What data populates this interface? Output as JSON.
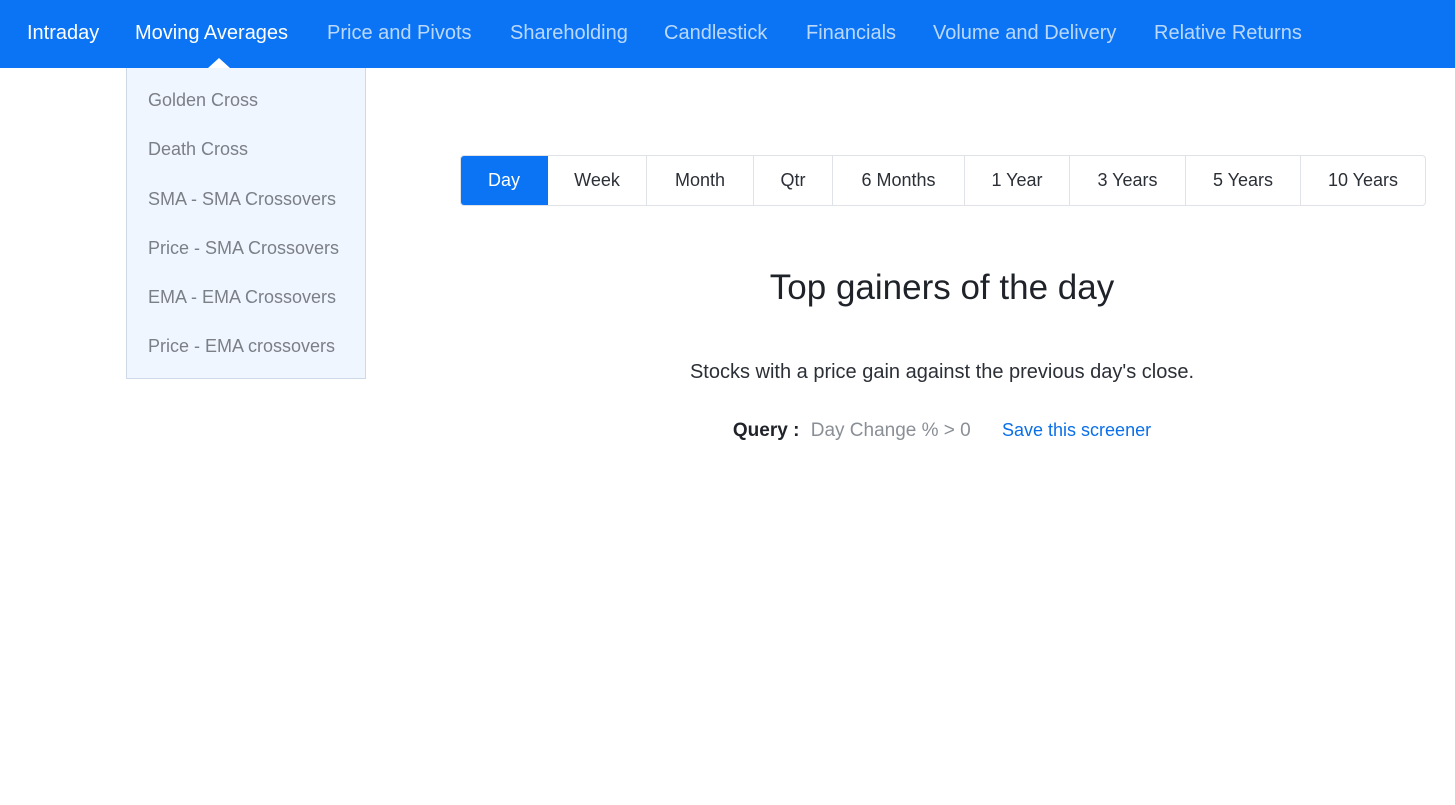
{
  "nav": {
    "items": [
      {
        "label": "Intraday"
      },
      {
        "label": "Moving Averages"
      },
      {
        "label": "Price and Pivots"
      },
      {
        "label": "Shareholding"
      },
      {
        "label": "Candlestick"
      },
      {
        "label": "Financials"
      },
      {
        "label": "Volume and Delivery"
      },
      {
        "label": "Relative Returns"
      }
    ],
    "active": "Moving Averages",
    "color": "#0a74f5"
  },
  "dropdown": {
    "items": [
      {
        "label": "Golden Cross"
      },
      {
        "label": "Death Cross"
      },
      {
        "label": "SMA - SMA Crossovers"
      },
      {
        "label": "Price - SMA Crossovers"
      },
      {
        "label": "EMA - EMA Crossovers"
      },
      {
        "label": "Price - EMA crossovers"
      }
    ]
  },
  "periods": {
    "items": [
      {
        "label": "Day"
      },
      {
        "label": "Week"
      },
      {
        "label": "Month"
      },
      {
        "label": "Qtr"
      },
      {
        "label": "6 Months"
      },
      {
        "label": "1 Year"
      },
      {
        "label": "3 Years"
      },
      {
        "label": "5 Years"
      },
      {
        "label": "10 Years"
      }
    ],
    "selected": "Day"
  },
  "content": {
    "title": "Top gainers of the day",
    "description": "Stocks with a price gain against the previous day's close.",
    "query_label": "Query :",
    "query_value": "Day Change % > 0",
    "save_label": "Save this screener"
  }
}
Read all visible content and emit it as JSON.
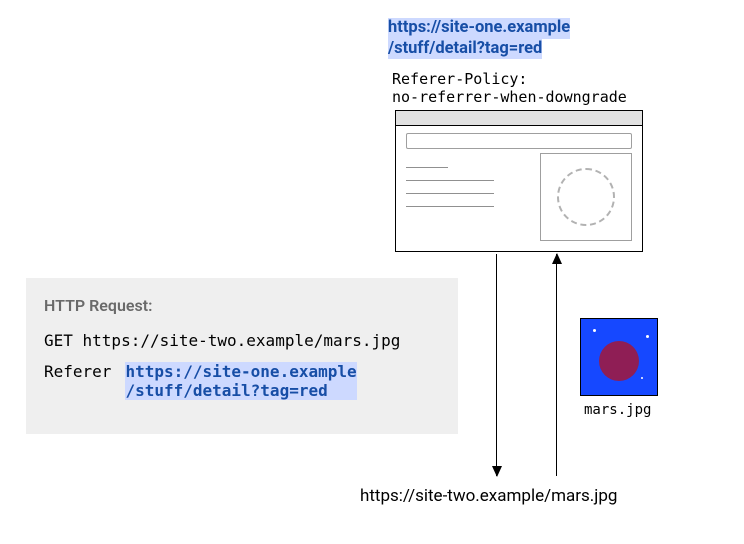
{
  "source_url": {
    "line1": "https://site-one.example",
    "line2": "/stuff/detail?tag=red"
  },
  "policy": {
    "header": "Referer-Policy:",
    "value": "no-referrer-when-downgrade"
  },
  "destination_url": "https://site-two.example/mars.jpg",
  "image_caption": "mars.jpg",
  "request": {
    "title": "HTTP Request:",
    "method_line": "GET https://site-two.example/mars.jpg",
    "referer_label": "Referer",
    "referer_value": {
      "line1": "https://site-one.example",
      "line2": "/stuff/detail?tag=red"
    }
  }
}
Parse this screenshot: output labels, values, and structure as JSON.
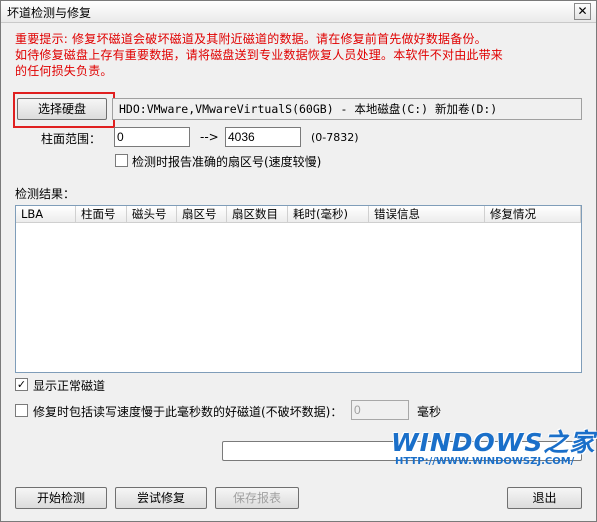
{
  "window": {
    "title": "坏道检测与修复",
    "close_symbol": "✕"
  },
  "warning": {
    "lines": [
      "重要提示: 修复坏磁道会破坏磁道及其附近磁道的数据。请在修复前首先做好数据备份。",
      "如待修复磁盘上存有重要数据，请将磁盘送到专业数据恢复人员处理。本软件不对由此带来",
      "的任何损失负责。"
    ]
  },
  "disk": {
    "select_label": "选择硬盘",
    "info": "HDO:VMware,VMwareVirtualS(60GB) - 本地磁盘(C:) 新加卷(D:)"
  },
  "range": {
    "label": "柱面范围：",
    "start": "0",
    "arrow": "-->",
    "end": "4036",
    "hint": "(0-7832)"
  },
  "report_exact_sector": {
    "label": "检测时报告准确的扇区号(速度较慢)",
    "checked": false
  },
  "results": {
    "label": "检测结果：",
    "columns": [
      "LBA",
      "柱面号",
      "磁头号",
      "扇区号",
      "扇区数目",
      "耗时(毫秒)",
      "错误信息",
      "修复情况"
    ],
    "rows": []
  },
  "show_normal": {
    "label": "显示正常磁道",
    "checked": true
  },
  "repair_slow": {
    "label": "修复时包括读写速度慢于此毫秒数的好磁道(不破坏数据)：",
    "checked": false,
    "value": "0",
    "unit": "毫秒"
  },
  "progress": {
    "value": 0
  },
  "watermark": {
    "brand": "WINDOWS之家",
    "url": "HTTP://WWW.WINDOWSZJ.COM/"
  },
  "buttons": {
    "start": "开始检测",
    "try_repair": "尝试修复",
    "save_report": "保存报表",
    "exit": "退出"
  },
  "colors": {
    "warning": "#e00000",
    "highlight": "#e02020",
    "brand": "#1a6fc9"
  }
}
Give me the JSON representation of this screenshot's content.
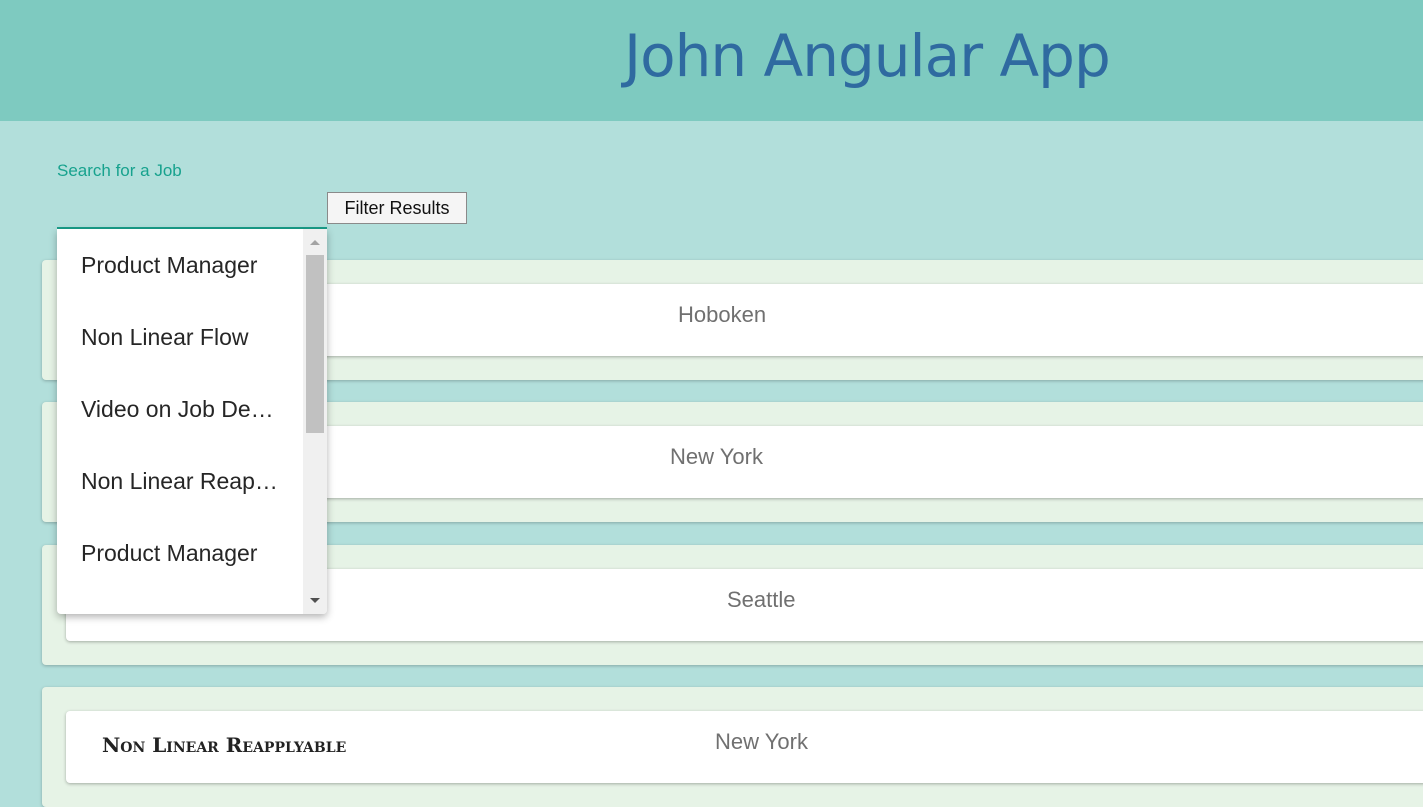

═══

Every entry should be returned exactly as written, minus the pictures.

The reply:
What data populates this interface? Output as JSON.
{
  "nav": {
    "items": [
      {
        "label": "Intraday"
      },
      {
        "label": "Moving Averages"
      },
      {
        "label": "Price and Pivots"
      },
      {
        "label": "Shareholding"
      },
      {
        "label": "Candlestick"
      },
      {
        "label": "Financials"
      },
      {
        "label": "Volume and Delivery"
      },
      {
        "label": "Relative Returns"
      }
    ],
    "active": "Moving Averages",
    "color": "#0a74f5"
  },
  "dropdown": {
    "items": [
      {
        "label": "Golden Cross"
      },
      {
        "label": "Death Cross"
      },
      {
        "label": "SMA - SMA Crossovers"
      },
      {
        "label": "Price - SMA Crossovers"
      },
      {
        "label": "EMA - EMA Crossovers"
      },
      {
        "label": "Price - EMA crossovers"
      }
    ]
  },
  "periods": {
    "items": [
      {
        "label": "Day"
      },
      {
        "label": "Week"
      },
      {
        "label": "Month"
      },
      {
        "label": "Qtr"
      },
      {
        "label": "6 Months"
      },
      {
        "label": "1 Year"
      },
      {
        "label": "3 Years"
      },
      {
        "label": "5 Years"
      },
      {
        "label": "10 Years"
      }
    ],
    "selected": "Day"
  },
  "content": {
    "title": "Top gainers of the day",
    "description": "Stocks with a price gain against the previous day's close.",
    "query_label": "Query :",
    "query_value": "Day Change % > 0",
    "save_label": "Save this screener"
  }
}
Read all visible content and emit it as JSON.
{
  "source_url": {
    "line1": "https://site-one.example",
    "line2": "/stuff/detail?tag=red"
  },
  "policy": {
    "header": "Referer-Policy:",
    "value": "no-referrer-when-downgrade"
  },
  "destination_url": "https://site-two.example/mars.jpg",
  "image_caption": "mars.jpg",
  "request": {
    "title": "HTTP Request:",
    "method_line": "GET https://site-two.example/mars.jpg",
    "referer_label": "Referer",
    "referer_value": {
      "line1": "https://site-one.example",
      "line2": "/stuff/detail?tag=red"
    }
  }
}
Parse this screenshot: output labels, values, and structure as JSON.
{
  "window": {
    "title": "坏道检测与修复",
    "close_symbol": "✕"
  },
  "warning": {
    "lines": [
      "重要提示: 修复坏磁道会破坏磁道及其附近磁道的数据。请在修复前首先做好数据备份。",
      "如待修复磁盘上存有重要数据，请将磁盘送到专业数据恢复人员处理。本软件不对由此带来",
      "的任何损失负责。"
    ]
  },
  "disk": {
    "select_label": "选择硬盘",
    "info": "HDO:VMware,VMwareVirtualS(60GB) - 本地磁盘(C:) 新加卷(D:)"
  },
  "range": {
    "label": "柱面范围：",
    "start": "0",
    "arrow": "-->",
    "end": "4036",
    "hint": "(0-7832)"
  },
  "report_exact_sector": {
    "label": "检测时报告准确的扇区号(速度较慢)",
    "checked": false
  },
  "results": {
    "label": "检测结果：",
    "columns": [
      "LBA",
      "柱面号",
      "磁头号",
      "扇区号",
      "扇区数目",
      "耗时(毫秒)",
      "错误信息",
      "修复情况"
    ],
    "rows": []
  },
  "show_normal": {
    "label": "显示正常磁道",
    "checked": true
  },
  "repair_slow": {
    "label": "修复时包括读写速度慢于此毫秒数的好磁道(不破坏数据)：",
    "checked": false,
    "value": "0",
    "unit": "毫秒"
  },
  "progress": {
    "value": 0
  },
  "watermark": {
    "brand": "WINDOWS之家",
    "url": "HTTP://WWW.WINDOWSZJ.COM/"
  },
  "buttons": {
    "start": "开始检测",
    "try_repair": "尝试修复",
    "save_report": "保存报表",
    "exit": "退出"
  },
  "colors": {
    "warning": "#e00000",
    "highlight": "#e02020",
    "brand": "#1a6fc9"
  }
}
Give me the JSON representation of this screenshot's content.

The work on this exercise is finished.